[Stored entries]
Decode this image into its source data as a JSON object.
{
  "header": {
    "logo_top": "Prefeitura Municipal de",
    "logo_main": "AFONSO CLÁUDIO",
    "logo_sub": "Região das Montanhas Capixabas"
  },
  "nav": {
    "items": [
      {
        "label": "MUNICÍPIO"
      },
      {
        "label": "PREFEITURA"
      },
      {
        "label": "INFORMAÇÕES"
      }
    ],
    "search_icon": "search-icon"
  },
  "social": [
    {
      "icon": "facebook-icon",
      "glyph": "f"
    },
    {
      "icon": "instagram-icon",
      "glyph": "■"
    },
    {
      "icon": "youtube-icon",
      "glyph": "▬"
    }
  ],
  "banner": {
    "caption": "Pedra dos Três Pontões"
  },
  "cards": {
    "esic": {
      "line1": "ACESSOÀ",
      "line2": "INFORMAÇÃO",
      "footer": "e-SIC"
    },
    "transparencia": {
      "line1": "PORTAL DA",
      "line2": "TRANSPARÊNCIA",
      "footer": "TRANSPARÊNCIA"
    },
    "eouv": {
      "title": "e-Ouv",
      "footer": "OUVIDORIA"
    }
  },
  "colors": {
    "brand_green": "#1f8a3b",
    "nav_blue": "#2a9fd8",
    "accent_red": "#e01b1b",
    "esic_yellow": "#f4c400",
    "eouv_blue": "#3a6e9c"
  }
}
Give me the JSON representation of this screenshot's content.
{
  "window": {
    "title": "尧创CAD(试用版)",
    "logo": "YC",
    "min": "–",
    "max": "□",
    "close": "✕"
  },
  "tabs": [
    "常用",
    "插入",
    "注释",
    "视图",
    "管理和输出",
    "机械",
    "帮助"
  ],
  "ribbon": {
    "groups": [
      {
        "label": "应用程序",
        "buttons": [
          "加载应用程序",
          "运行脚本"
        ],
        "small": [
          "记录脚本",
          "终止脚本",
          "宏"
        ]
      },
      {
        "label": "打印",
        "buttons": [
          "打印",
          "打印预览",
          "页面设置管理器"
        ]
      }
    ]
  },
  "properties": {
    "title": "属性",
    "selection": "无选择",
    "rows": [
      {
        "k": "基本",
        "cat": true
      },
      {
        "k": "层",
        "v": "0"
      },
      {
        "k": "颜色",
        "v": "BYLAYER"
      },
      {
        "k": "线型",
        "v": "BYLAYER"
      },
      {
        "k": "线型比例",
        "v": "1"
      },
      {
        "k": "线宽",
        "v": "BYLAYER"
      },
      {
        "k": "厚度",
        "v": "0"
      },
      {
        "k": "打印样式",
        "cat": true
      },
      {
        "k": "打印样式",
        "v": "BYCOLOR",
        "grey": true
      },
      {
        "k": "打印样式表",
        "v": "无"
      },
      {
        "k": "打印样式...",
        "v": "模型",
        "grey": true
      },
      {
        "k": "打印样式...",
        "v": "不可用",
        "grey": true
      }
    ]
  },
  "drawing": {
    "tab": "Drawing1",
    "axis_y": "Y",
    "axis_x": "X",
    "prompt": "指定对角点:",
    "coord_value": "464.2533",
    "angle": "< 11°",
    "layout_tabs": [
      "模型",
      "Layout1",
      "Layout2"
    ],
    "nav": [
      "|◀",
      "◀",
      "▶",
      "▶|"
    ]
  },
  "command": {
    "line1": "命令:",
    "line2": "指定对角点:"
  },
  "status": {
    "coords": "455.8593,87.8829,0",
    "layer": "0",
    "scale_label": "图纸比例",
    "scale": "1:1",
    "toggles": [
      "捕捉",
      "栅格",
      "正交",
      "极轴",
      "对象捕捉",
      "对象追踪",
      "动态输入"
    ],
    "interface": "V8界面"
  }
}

BRIEF.
Print the records above in full, exactly.

EXERCISE RESULT.
Decode this image into its source data as a JSON object.
{
  "header": {
    "logo_top": "Prefeitura Municipal de",
    "logo_main": "AFONSO CLÁUDIO",
    "logo_sub": "Região das Montanhas Capixabas"
  },
  "nav": {
    "items": [
      {
        "label": "MUNICÍPIO"
      },
      {
        "label": "PREFEITURA"
      },
      {
        "label": "INFORMAÇÕES"
      }
    ],
    "search_icon": "search-icon"
  },
  "social": [
    {
      "icon": "facebook-icon",
      "glyph": "f"
    },
    {
      "icon": "instagram-icon",
      "glyph": "■"
    },
    {
      "icon": "youtube-icon",
      "glyph": "▬"
    }
  ],
  "banner": {
    "caption": "Pedra dos Três Pontões"
  },
  "cards": {
    "esic": {
      "line1": "ACESSOÀ",
      "line2": "INFORMAÇÃO",
      "footer": "e-SIC"
    },
    "transparencia": {
      "line1": "PORTAL DA",
      "line2": "TRANSPARÊNCIA",
      "footer": "TRANSPARÊNCIA"
    },
    "eouv": {
      "title": "e-Ouv",
      "footer": "OUVIDORIA"
    }
  },
  "colors": {
    "brand_green": "#1f8a3b",
    "nav_blue": "#2a9fd8",
    "accent_red": "#e01b1b",
    "esic_yellow": "#f4c400",
    "eouv_blue": "#3a6e9c"
  }
}
Give me the JSON representation of this screenshot's content.
{
  "window": {
    "title": "尧创CAD(试用版)",
    "logo": "YC",
    "min": "–",
    "max": "□",
    "close": "✕"
  },
  "tabs": [
    "常用",
    "插入",
    "注释",
    "视图",
    "管理和输出",
    "机械",
    "帮助"
  ],
  "ribbon": {
    "groups": [
      {
        "label": "应用程序",
        "buttons": [
          "加载应用程序",
          "运行脚本"
        ],
        "small": [
          "记录脚本",
          "终止脚本",
          "宏"
        ]
      },
      {
        "label": "打印",
        "buttons": [
          "打印",
          "打印预览",
          "页面设置管理器"
        ]
      }
    ]
  },
  "properties": {
    "title": "属性",
    "selection": "无选择",
    "rows": [
      {
        "k": "基本",
        "cat": true
      },
      {
        "k": "层",
        "v": "0"
      },
      {
        "k": "颜色",
        "v": "BYLAYER"
      },
      {
        "k": "线型",
        "v": "BYLAYER"
      },
      {
        "k": "线型比例",
        "v": "1"
      },
      {
        "k": "线宽",
        "v": "BYLAYER"
      },
      {
        "k": "厚度",
        "v": "0"
      },
      {
        "k": "打印样式",
        "cat": true
      },
      {
        "k": "打印样式",
        "v": "BYCOLOR",
        "grey": true
      },
      {
        "k": "打印样式表",
        "v": "无"
      },
      {
        "k": "打印样式...",
        "v": "模型",
        "grey": true
      },
      {
        "k": "打印样式...",
        "v": "不可用",
        "grey": true
      }
    ]
  },
  "drawing": {
    "tab": "Drawing1",
    "axis_y": "Y",
    "axis_x": "X",
    "prompt": "指定对角点:",
    "coord_value": "464.2533",
    "angle": "< 11°",
    "layout_tabs": [
      "模型",
      "Layout1",
      "Layout2"
    ],
    "nav": [
      "|◀",
      "◀",
      "▶",
      "▶|"
    ]
  },
  "command": {
    "line1": "命令:",
    "line2": "指定对角点:"
  },
  "status": {
    "coords": "455.8593,87.8829,0",
    "layer": "0",
    "scale_label": "图纸比例",
    "scale": "1:1",
    "toggles": [
      "捕捉",
      "栅格",
      "正交",
      "极轴",
      "对象捕捉",
      "对象追踪",
      "动态输入"
    ],
    "interface": "V8界面"
  }
}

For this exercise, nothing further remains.